◆ **Entries supplied**:
--

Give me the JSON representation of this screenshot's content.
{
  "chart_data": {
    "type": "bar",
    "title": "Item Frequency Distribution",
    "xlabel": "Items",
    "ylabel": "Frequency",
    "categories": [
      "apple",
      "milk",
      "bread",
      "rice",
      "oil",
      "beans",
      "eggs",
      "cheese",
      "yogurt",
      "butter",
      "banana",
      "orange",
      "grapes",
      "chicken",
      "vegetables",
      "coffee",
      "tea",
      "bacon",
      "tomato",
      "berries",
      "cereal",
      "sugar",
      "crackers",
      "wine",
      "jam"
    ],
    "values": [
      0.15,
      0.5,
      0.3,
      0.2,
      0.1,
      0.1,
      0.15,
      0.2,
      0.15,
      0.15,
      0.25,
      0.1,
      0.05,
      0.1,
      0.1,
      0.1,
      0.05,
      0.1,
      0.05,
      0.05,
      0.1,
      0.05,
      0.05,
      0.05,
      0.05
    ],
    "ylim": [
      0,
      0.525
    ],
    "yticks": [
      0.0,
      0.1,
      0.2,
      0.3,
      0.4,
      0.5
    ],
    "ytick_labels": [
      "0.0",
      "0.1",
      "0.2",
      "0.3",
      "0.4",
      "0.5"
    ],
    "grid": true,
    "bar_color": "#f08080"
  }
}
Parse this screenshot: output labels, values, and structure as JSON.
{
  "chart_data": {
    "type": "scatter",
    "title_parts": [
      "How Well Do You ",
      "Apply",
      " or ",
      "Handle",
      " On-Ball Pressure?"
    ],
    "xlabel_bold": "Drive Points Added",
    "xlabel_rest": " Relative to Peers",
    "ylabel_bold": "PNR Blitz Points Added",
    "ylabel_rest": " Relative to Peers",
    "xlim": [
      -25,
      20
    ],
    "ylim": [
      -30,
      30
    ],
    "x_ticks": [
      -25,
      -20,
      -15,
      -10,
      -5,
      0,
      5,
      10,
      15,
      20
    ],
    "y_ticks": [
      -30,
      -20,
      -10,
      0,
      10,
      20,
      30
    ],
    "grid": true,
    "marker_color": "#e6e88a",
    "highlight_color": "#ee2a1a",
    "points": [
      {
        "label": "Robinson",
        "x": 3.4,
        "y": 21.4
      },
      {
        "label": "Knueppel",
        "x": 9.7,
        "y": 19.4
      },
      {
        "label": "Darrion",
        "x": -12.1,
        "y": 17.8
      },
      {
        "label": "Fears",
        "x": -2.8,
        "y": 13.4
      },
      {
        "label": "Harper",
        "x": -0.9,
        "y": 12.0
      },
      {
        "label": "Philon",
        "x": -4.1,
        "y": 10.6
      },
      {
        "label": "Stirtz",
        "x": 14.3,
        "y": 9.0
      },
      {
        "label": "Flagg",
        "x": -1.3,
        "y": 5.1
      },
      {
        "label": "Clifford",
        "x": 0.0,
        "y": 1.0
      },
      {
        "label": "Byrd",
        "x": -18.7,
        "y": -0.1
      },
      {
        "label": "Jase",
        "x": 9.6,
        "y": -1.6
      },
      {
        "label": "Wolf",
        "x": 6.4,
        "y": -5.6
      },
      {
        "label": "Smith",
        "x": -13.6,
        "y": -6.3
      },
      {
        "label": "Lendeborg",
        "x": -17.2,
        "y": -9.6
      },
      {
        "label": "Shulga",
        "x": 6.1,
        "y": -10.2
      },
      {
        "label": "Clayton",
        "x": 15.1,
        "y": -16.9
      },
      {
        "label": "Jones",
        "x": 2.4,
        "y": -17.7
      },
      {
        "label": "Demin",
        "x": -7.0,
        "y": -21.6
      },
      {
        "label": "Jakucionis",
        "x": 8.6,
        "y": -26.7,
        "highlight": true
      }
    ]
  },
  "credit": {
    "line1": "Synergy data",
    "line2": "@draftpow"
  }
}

--

◆ **Exercise task**: Restate the whole listing exactly.

◆ **Exercise result**:
Give me the JSON representation of this screenshot's content.
{
  "chart_data": {
    "type": "bar",
    "title": "Item Frequency Distribution",
    "xlabel": "Items",
    "ylabel": "Frequency",
    "categories": [
      "apple",
      "milk",
      "bread",
      "rice",
      "oil",
      "beans",
      "eggs",
      "cheese",
      "yogurt",
      "butter",
      "banana",
      "orange",
      "grapes",
      "chicken",
      "vegetables",
      "coffee",
      "tea",
      "bacon",
      "tomato",
      "berries",
      "cereal",
      "sugar",
      "crackers",
      "wine",
      "jam"
    ],
    "values": [
      0.15,
      0.5,
      0.3,
      0.2,
      0.1,
      0.1,
      0.15,
      0.2,
      0.15,
      0.15,
      0.25,
      0.1,
      0.05,
      0.1,
      0.1,
      0.1,
      0.05,
      0.1,
      0.05,
      0.05,
      0.1,
      0.05,
      0.05,
      0.05,
      0.05
    ],
    "ylim": [
      0,
      0.525
    ],
    "yticks": [
      0.0,
      0.1,
      0.2,
      0.3,
      0.4,
      0.5
    ],
    "ytick_labels": [
      "0.0",
      "0.1",
      "0.2",
      "0.3",
      "0.4",
      "0.5"
    ],
    "grid": true,
    "bar_color": "#f08080"
  }
}
Parse this screenshot: output labels, values, and structure as JSON.
{
  "chart_data": {
    "type": "scatter",
    "title_parts": [
      "How Well Do You ",
      "Apply",
      " or ",
      "Handle",
      " On-Ball Pressure?"
    ],
    "xlabel_bold": "Drive Points Added",
    "xlabel_rest": " Relative to Peers",
    "ylabel_bold": "PNR Blitz Points Added",
    "ylabel_rest": " Relative to Peers",
    "xlim": [
      -25,
      20
    ],
    "ylim": [
      -30,
      30
    ],
    "x_ticks": [
      -25,
      -20,
      -15,
      -10,
      -5,
      0,
      5,
      10,
      15,
      20
    ],
    "y_ticks": [
      -30,
      -20,
      -10,
      0,
      10,
      20,
      30
    ],
    "grid": true,
    "marker_color": "#e6e88a",
    "highlight_color": "#ee2a1a",
    "points": [
      {
        "label": "Robinson",
        "x": 3.4,
        "y": 21.4
      },
      {
        "label": "Knueppel",
        "x": 9.7,
        "y": 19.4
      },
      {
        "label": "Darrion",
        "x": -12.1,
        "y": 17.8
      },
      {
        "label": "Fears",
        "x": -2.8,
        "y": 13.4
      },
      {
        "label": "Harper",
        "x": -0.9,
        "y": 12.0
      },
      {
        "label": "Philon",
        "x": -4.1,
        "y": 10.6
      },
      {
        "label": "Stirtz",
        "x": 14.3,
        "y": 9.0
      },
      {
        "label": "Flagg",
        "x": -1.3,
        "y": 5.1
      },
      {
        "label": "Clifford",
        "x": 0.0,
        "y": 1.0
      },
      {
        "label": "Byrd",
        "x": -18.7,
        "y": -0.1
      },
      {
        "label": "Jase",
        "x": 9.6,
        "y": -1.6
      },
      {
        "label": "Wolf",
        "x": 6.4,
        "y": -5.6
      },
      {
        "label": "Smith",
        "x": -13.6,
        "y": -6.3
      },
      {
        "label": "Lendeborg",
        "x": -17.2,
        "y": -9.6
      },
      {
        "label": "Shulga",
        "x": 6.1,
        "y": -10.2
      },
      {
        "label": "Clayton",
        "x": 15.1,
        "y": -16.9
      },
      {
        "label": "Jones",
        "x": 2.4,
        "y": -17.7
      },
      {
        "label": "Demin",
        "x": -7.0,
        "y": -21.6
      },
      {
        "label": "Jakucionis",
        "x": 8.6,
        "y": -26.7,
        "highlight": true
      }
    ]
  },
  "credit": {
    "line1": "Synergy data",
    "line2": "@draftpow"
  }
}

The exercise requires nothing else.